◆ **TASK GOAL**: Lines containing the word "Uszczelka" are to be located and copied.

◆ **RECORDS TO USE**:
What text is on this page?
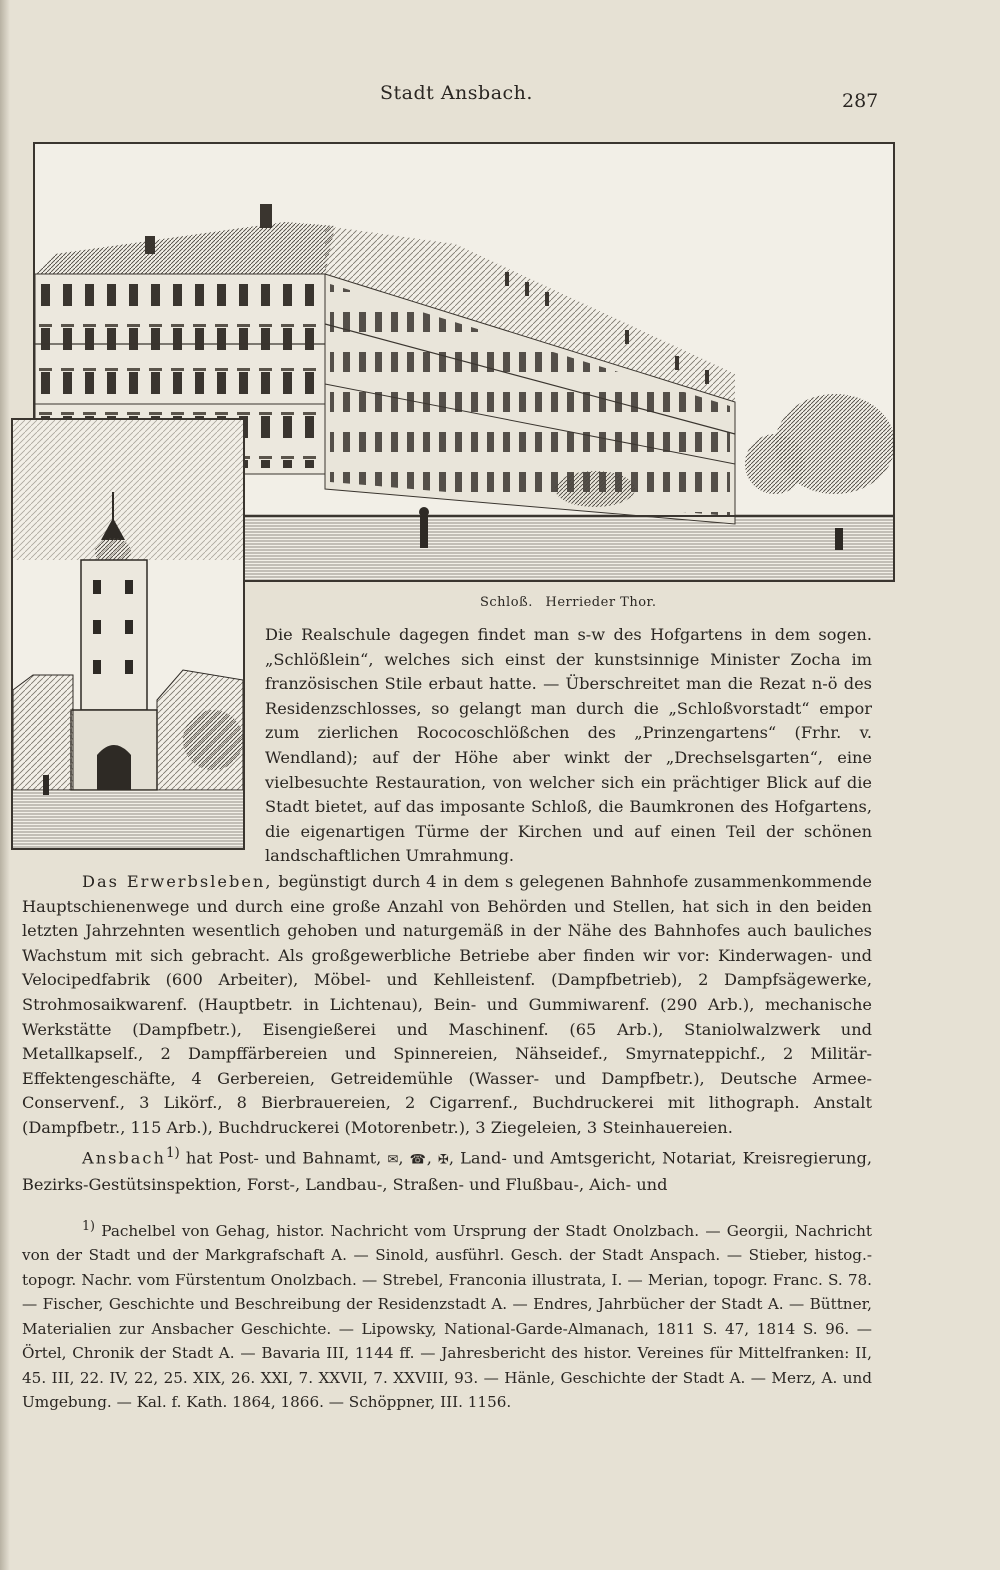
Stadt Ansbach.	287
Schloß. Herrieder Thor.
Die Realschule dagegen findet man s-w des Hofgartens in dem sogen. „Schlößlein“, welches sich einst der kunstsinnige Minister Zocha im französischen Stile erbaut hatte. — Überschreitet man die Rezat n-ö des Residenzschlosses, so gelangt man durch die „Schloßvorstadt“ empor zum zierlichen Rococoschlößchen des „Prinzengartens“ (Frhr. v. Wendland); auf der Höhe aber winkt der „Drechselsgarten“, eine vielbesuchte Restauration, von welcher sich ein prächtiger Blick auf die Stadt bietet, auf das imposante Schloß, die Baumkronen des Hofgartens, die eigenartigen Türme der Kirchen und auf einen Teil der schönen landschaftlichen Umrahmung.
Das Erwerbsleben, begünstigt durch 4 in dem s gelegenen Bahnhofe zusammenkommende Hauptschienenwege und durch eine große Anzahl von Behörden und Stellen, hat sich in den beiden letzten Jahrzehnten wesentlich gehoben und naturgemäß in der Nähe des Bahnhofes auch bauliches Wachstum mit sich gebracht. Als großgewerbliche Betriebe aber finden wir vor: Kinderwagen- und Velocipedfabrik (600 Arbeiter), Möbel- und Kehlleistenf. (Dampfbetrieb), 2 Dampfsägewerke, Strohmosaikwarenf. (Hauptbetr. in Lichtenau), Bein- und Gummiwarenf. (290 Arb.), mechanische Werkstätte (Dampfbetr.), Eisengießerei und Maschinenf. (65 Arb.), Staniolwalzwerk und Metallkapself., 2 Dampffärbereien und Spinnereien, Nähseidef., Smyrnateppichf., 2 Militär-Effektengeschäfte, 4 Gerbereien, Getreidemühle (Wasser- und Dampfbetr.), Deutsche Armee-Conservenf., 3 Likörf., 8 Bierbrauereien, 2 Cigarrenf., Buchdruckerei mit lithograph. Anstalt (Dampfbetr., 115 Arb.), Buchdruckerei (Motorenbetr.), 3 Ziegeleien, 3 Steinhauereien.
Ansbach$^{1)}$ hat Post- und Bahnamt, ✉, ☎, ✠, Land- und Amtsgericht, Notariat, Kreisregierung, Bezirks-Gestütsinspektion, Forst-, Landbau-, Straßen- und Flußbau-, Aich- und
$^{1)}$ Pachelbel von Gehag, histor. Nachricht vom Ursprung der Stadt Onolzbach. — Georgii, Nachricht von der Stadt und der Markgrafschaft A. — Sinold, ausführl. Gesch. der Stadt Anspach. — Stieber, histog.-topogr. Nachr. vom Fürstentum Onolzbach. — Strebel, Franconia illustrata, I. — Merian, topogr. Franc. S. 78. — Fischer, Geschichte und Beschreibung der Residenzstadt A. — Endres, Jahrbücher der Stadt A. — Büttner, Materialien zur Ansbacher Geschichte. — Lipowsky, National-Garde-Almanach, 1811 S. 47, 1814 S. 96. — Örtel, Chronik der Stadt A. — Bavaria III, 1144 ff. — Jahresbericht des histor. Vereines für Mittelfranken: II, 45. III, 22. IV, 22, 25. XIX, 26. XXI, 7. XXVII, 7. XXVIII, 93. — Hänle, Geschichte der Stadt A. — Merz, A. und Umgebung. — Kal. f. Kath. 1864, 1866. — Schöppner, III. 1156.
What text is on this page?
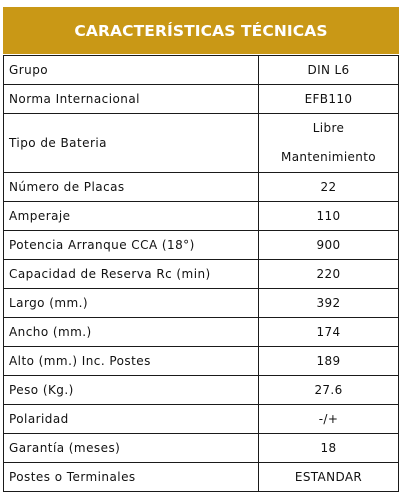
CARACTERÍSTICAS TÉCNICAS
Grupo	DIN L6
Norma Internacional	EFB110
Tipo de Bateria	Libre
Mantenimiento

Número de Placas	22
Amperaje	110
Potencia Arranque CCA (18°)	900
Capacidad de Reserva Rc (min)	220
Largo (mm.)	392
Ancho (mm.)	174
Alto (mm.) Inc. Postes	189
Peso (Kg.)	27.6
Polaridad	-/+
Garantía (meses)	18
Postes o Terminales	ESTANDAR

--

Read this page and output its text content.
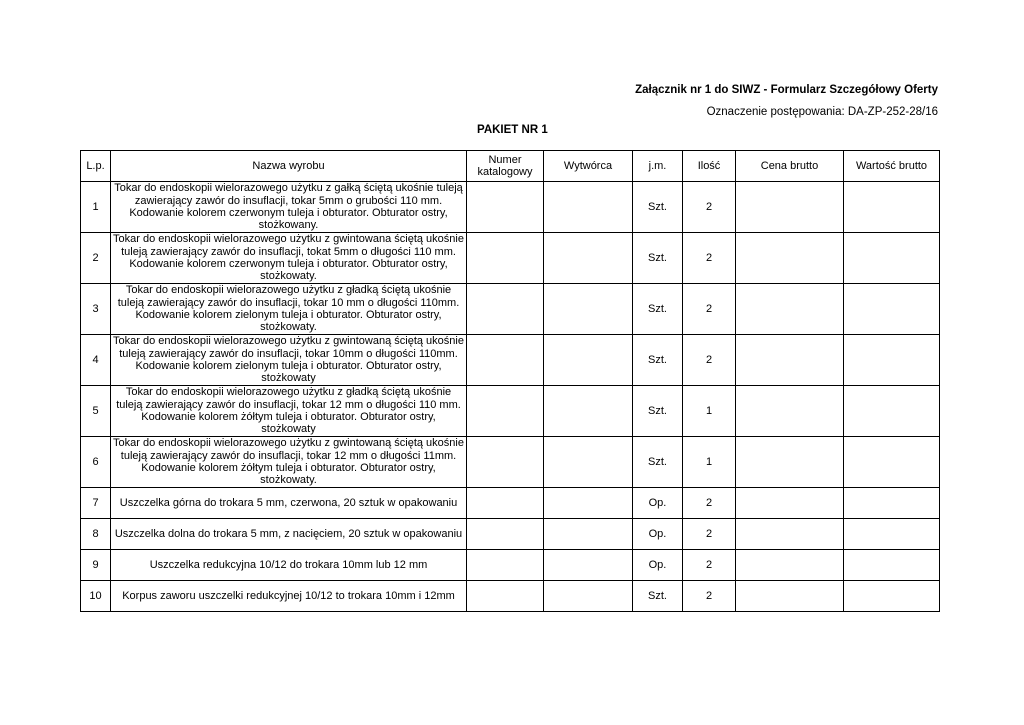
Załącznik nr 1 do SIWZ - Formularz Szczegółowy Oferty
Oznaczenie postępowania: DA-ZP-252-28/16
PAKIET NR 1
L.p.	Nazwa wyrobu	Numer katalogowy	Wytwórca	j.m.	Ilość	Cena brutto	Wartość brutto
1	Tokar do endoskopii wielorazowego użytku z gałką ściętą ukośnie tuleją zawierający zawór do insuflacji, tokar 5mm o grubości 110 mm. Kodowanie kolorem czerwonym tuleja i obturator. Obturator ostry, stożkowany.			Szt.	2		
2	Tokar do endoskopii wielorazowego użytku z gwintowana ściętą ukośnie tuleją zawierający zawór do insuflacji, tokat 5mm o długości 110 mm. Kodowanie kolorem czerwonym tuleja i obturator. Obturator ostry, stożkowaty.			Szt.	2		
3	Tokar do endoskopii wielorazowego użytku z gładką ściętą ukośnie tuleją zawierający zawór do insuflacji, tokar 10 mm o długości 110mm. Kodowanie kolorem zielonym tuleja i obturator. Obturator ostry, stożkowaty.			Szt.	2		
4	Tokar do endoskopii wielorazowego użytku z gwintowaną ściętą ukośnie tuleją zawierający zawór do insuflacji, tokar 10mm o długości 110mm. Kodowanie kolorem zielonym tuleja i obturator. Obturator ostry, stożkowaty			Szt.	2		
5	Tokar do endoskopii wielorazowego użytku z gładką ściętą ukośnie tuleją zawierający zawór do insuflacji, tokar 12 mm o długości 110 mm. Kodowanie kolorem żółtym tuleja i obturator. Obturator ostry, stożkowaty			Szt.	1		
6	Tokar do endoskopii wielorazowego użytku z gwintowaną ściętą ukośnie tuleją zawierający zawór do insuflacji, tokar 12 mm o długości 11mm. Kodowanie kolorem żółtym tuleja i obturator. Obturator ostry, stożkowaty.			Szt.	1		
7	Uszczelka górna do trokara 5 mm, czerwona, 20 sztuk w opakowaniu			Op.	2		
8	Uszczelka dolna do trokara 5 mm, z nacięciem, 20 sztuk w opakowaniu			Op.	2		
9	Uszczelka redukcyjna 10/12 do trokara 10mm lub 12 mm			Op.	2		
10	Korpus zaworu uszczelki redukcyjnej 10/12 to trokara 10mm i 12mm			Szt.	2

--

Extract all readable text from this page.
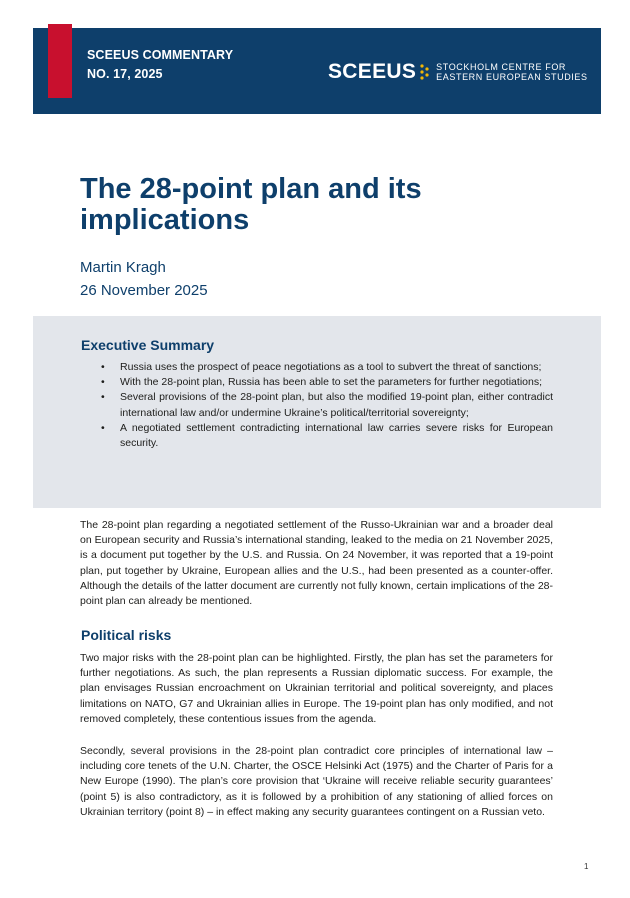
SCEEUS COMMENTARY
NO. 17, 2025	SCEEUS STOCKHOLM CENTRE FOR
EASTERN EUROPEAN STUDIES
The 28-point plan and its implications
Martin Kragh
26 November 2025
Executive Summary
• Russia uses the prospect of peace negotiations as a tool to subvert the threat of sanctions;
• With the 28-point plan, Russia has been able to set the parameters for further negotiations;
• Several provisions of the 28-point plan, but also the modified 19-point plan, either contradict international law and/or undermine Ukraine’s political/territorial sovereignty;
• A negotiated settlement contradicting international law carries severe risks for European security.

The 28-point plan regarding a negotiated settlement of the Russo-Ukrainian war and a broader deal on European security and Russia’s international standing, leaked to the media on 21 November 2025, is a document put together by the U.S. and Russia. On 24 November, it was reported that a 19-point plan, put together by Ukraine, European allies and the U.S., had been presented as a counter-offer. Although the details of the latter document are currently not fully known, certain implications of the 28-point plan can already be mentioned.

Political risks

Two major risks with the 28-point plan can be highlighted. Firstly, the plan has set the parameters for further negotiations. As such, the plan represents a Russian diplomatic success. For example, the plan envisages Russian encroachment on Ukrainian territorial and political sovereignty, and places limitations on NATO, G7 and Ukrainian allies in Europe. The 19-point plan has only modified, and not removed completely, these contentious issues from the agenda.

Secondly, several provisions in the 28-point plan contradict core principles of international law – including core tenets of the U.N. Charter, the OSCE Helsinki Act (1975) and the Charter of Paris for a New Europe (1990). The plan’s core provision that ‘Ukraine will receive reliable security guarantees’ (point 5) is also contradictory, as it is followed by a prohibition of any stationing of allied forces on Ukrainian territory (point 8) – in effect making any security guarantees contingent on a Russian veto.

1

◆ **TASK OUTPUT**:
7	Uszczelka górna do trokara 5 mm, czerwona, 20 sztuk w opakowaniu			Op.	2		
8	Uszczelka dolna do trokara 5 mm, z nacięciem, 20 sztuk w opakowaniu			Op.	2		
9	Uszczelka redukcyjna 10/12 do trokara 10mm lub 12 mm			Op.	2		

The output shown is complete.